- Stated goal
Locate all lines in the data below that hold "style" and show them.

- Input data
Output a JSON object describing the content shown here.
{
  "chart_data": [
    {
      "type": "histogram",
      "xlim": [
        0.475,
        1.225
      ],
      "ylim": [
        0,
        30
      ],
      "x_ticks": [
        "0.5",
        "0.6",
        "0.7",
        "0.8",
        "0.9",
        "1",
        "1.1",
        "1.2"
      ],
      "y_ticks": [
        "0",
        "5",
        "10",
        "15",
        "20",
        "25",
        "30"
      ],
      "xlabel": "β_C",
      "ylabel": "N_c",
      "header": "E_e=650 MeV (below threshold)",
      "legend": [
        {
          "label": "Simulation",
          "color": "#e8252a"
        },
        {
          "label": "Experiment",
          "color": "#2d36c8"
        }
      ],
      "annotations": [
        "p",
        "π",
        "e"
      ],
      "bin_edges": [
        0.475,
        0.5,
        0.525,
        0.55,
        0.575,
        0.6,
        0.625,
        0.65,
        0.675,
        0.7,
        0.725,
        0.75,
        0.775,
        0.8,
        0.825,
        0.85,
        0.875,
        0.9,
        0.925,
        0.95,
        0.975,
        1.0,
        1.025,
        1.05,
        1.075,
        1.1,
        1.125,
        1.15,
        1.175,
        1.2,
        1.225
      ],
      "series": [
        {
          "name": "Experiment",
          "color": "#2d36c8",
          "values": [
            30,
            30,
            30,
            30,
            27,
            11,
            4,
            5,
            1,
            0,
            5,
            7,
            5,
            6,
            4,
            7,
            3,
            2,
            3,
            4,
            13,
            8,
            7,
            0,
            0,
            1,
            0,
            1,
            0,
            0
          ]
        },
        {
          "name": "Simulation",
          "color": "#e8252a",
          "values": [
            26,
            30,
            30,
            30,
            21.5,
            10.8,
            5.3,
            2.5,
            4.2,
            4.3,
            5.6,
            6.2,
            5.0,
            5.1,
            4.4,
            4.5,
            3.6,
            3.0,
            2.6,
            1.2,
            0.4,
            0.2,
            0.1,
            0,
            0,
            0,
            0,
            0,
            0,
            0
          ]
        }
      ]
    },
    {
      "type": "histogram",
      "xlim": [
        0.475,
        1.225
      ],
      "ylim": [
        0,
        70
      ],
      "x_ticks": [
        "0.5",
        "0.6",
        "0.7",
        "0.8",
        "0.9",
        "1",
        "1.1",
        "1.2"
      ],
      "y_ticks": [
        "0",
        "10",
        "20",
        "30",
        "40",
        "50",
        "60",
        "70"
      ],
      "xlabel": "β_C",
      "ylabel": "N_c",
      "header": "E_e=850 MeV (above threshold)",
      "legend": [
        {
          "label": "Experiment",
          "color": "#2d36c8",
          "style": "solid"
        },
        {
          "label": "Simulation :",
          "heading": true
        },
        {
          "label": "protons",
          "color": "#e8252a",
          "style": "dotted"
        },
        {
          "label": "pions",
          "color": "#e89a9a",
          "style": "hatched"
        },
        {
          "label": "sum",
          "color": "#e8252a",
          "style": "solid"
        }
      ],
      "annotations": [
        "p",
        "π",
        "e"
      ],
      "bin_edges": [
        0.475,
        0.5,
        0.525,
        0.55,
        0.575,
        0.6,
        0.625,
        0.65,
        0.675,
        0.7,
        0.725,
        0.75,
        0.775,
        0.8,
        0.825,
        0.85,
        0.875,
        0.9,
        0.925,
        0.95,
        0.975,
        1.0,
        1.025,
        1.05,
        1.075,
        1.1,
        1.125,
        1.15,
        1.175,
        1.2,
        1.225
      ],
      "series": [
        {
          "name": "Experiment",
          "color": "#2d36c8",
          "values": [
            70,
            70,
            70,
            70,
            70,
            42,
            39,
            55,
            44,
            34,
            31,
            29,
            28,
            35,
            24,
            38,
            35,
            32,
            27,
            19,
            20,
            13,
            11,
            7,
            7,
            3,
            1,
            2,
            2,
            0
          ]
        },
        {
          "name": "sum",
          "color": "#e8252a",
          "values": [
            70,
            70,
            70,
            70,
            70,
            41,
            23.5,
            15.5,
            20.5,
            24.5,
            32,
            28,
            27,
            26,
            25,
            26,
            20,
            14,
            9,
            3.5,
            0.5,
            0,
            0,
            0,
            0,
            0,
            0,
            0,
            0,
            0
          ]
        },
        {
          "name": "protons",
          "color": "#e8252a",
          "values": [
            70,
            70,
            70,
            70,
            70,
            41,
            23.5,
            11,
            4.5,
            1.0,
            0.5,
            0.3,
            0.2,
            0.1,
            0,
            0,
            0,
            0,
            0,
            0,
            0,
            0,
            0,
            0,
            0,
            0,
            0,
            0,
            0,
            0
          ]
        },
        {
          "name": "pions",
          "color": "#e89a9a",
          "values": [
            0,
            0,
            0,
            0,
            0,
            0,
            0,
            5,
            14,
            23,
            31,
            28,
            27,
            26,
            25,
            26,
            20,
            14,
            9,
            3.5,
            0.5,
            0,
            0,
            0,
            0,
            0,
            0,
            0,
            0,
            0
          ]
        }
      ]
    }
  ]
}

- Finished answer
          "style": "solid"
          "style": "dotted"
          "style": "hatched"
          "style": "solid"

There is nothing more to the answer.